Work required:
Word for word, restate the records that come after this.

Records from a data collection
■ ■ ■

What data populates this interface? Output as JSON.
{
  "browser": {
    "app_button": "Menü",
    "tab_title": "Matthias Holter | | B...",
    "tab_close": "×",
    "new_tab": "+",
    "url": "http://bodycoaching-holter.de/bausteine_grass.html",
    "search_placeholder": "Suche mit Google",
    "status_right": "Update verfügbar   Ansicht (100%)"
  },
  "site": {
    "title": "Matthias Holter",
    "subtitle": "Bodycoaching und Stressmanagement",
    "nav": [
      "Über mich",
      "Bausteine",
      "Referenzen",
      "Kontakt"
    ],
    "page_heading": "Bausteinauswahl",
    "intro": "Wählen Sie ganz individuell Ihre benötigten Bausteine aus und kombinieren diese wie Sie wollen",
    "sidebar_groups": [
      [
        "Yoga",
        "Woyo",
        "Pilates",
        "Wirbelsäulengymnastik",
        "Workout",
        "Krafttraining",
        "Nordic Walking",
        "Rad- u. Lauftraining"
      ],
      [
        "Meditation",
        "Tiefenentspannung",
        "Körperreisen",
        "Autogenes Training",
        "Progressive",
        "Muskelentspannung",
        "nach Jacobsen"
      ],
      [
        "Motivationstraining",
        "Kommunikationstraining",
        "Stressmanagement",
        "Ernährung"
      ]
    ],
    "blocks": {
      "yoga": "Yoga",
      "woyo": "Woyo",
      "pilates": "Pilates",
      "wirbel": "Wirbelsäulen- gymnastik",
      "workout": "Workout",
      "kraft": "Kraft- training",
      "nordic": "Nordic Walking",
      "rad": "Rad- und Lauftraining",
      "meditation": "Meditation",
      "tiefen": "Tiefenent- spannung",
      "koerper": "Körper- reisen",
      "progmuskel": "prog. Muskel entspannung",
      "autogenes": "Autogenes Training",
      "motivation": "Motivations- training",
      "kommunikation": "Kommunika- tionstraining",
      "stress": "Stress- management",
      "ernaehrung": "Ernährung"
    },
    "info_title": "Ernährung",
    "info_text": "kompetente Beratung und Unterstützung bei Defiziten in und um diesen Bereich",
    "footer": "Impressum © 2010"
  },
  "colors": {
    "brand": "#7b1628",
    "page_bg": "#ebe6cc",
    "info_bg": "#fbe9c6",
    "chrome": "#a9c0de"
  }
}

■ ■ ■

Task output:
What data populates this interface? Output as JSON.
{
  "browser": {
    "app_button": "Menü",
    "tab_title": "Matthias Holter | | B...",
    "tab_close": "×",
    "new_tab": "+",
    "url": "http://bodycoaching-holter.de/bausteine_grass.html",
    "search_placeholder": "Suche mit Google",
    "status_right": "Update verfügbar   Ansicht (100%)"
  },
  "site": {
    "title": "Matthias Holter",
    "subtitle": "Bodycoaching und Stressmanagement",
    "nav": [
      "Über mich",
      "Bausteine",
      "Referenzen",
      "Kontakt"
    ],
    "page_heading": "Bausteinauswahl",
    "intro": "Wählen Sie ganz individuell Ihre benötigten Bausteine aus und kombinieren diese wie Sie wollen",
    "sidebar_groups": [
      [
        "Yoga",
        "Woyo",
        "Pilates",
        "Wirbelsäulengymnastik",
        "Workout",
        "Krafttraining",
        "Nordic Walking",
        "Rad- u. Lauftraining"
      ],
      [
        "Meditation",
        "Tiefenentspannung",
        "Körperreisen",
        "Autogenes Training",
        "Progressive",
        "Muskelentspannung",
        "nach Jacobsen"
      ],
      [
        "Motivationstraining",
        "Kommunikationstraining",
        "Stressmanagement",
        "Ernährung"
      ]
    ],
    "blocks": {
      "yoga": "Yoga",
      "woyo": "Woyo",
      "pilates": "Pilates",
      "wirbel": "Wirbelsäulen- gymnastik",
      "workout": "Workout",
      "kraft": "Kraft- training",
      "nordic": "Nordic Walking",
      "rad": "Rad- und Lauftraining",
      "meditation": "Meditation",
      "tiefen": "Tiefenent- spannung",
      "koerper": "Körper- reisen",
      "progmuskel": "prog. Muskel entspannung",
      "autogenes": "Autogenes Training",
      "motivation": "Motivations- training",
      "kommunikation": "Kommunika- tionstraining",
      "stress": "Stress- management",
      "ernaehrung": "Ernährung"
    },
    "info_title": "Ernährung",
    "info_text": "kompetente Beratung und Unterstützung bei Defiziten in und um diesen Bereich",
    "footer": "Impressum © 2010"
  },
  "colors": {
    "brand": "#7b1628",
    "page_bg": "#ebe6cc",
    "info_bg": "#fbe9c6",
    "chrome": "#a9c0de"
  }
}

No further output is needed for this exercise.